● DIRECTIONS FOR THIS TASK: Filter the listing below, copying every line in which the word "JSON" appears.
┌─ DATA PROVIDED
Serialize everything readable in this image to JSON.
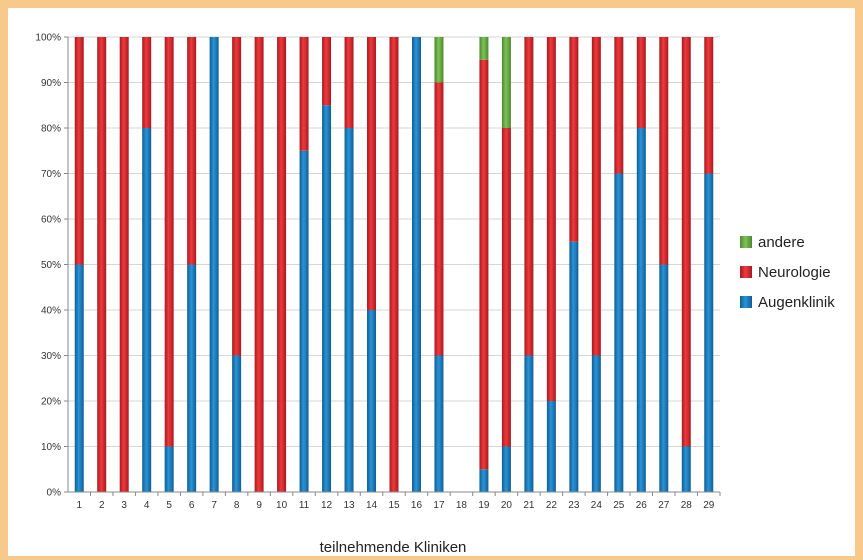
{
  "chart_data": {
    "type": "bar",
    "stacked": true,
    "percent": true,
    "categories": [
      "1",
      "2",
      "3",
      "4",
      "5",
      "6",
      "7",
      "8",
      "9",
      "10",
      "11",
      "12",
      "13",
      "14",
      "15",
      "16",
      "17",
      "18",
      "19",
      "20",
      "21",
      "22",
      "23",
      "24",
      "25",
      "26",
      "27",
      "28",
      "29"
    ],
    "series": [
      {
        "name": "Augenklinik",
        "color": "#1a7bbf",
        "values": [
          50,
          0,
          0,
          80,
          10,
          50,
          100,
          30,
          0,
          0,
          75,
          85,
          80,
          40,
          0,
          100,
          30,
          0,
          5,
          10,
          30,
          20,
          55,
          30,
          70,
          80,
          50,
          10,
          70
        ]
      },
      {
        "name": "Neurologie",
        "color": "#d9262b",
        "values": [
          50,
          100,
          100,
          20,
          90,
          50,
          0,
          70,
          100,
          100,
          25,
          15,
          20,
          60,
          100,
          0,
          60,
          0,
          90,
          70,
          70,
          80,
          45,
          70,
          30,
          20,
          50,
          90,
          30
        ]
      },
      {
        "name": "andere",
        "color": "#5fa83b",
        "values": [
          0,
          0,
          0,
          0,
          0,
          0,
          0,
          0,
          0,
          0,
          0,
          0,
          0,
          0,
          0,
          0,
          10,
          0,
          5,
          20,
          0,
          0,
          0,
          0,
          0,
          0,
          0,
          0,
          0
        ]
      }
    ],
    "yticks": [
      "0%",
      "10%",
      "20%",
      "30%",
      "40%",
      "50%",
      "60%",
      "70%",
      "80%",
      "90%",
      "100%"
    ],
    "ylim": [
      0,
      100
    ],
    "xlabel": "teilnehmende Kliniken",
    "ylabel": "",
    "grid": true,
    "legend_position": "right"
  }
}
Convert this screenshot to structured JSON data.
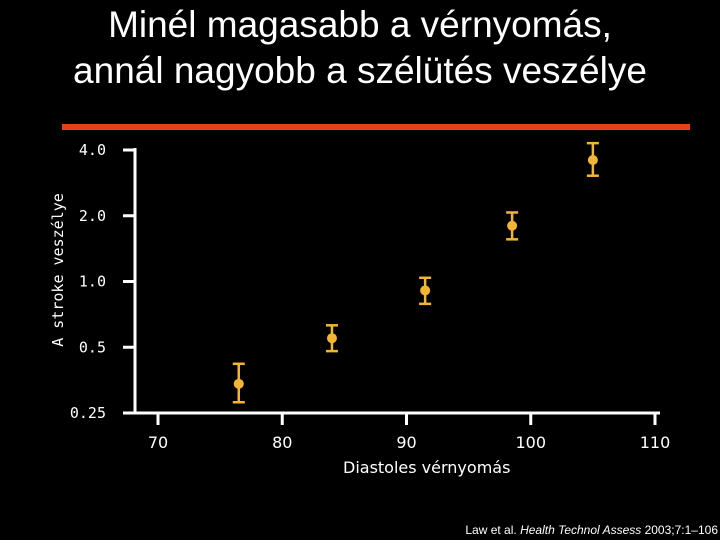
{
  "title_line1": "Minél magasabb a vérnyomás,",
  "title_line2": "annál nagyobb a szélütés veszélye",
  "accent_color": "#e8401c",
  "marker_color": "#f2b534",
  "citation": {
    "authors": "Law et al. ",
    "journal": "Health Technol Assess",
    "rest": " 2003;7:1–106"
  },
  "chart_data": {
    "type": "scatter",
    "title": "",
    "xlabel": "Diastoles vérnyomás",
    "ylabel": "A stroke veszélye",
    "xlim": [
      70,
      110
    ],
    "ylim": [
      0.25,
      4.0
    ],
    "y_scale": "log",
    "x_ticks": [
      "70",
      "80",
      "90",
      "100",
      "110"
    ],
    "y_ticks": [
      "4.0",
      "2.0",
      "1.0",
      "0.5",
      "0.25"
    ],
    "y_tick_values": [
      4.0,
      2.0,
      1.0,
      0.5,
      0.25
    ],
    "grid": false,
    "points": [
      {
        "x": 76.5,
        "y": 0.34,
        "ylow": 0.28,
        "yhigh": 0.42
      },
      {
        "x": 84.0,
        "y": 0.55,
        "ylow": 0.48,
        "yhigh": 0.63
      },
      {
        "x": 91.5,
        "y": 0.91,
        "ylow": 0.79,
        "yhigh": 1.04
      },
      {
        "x": 98.5,
        "y": 1.8,
        "ylow": 1.56,
        "yhigh": 2.07
      },
      {
        "x": 105.0,
        "y": 3.6,
        "ylow": 3.05,
        "yhigh": 4.3
      }
    ]
  }
}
└─
● RESPONSE TO THE TASK:
Serialize everything readable in this image to JSON.
Convert this screenshot to structured JSON data.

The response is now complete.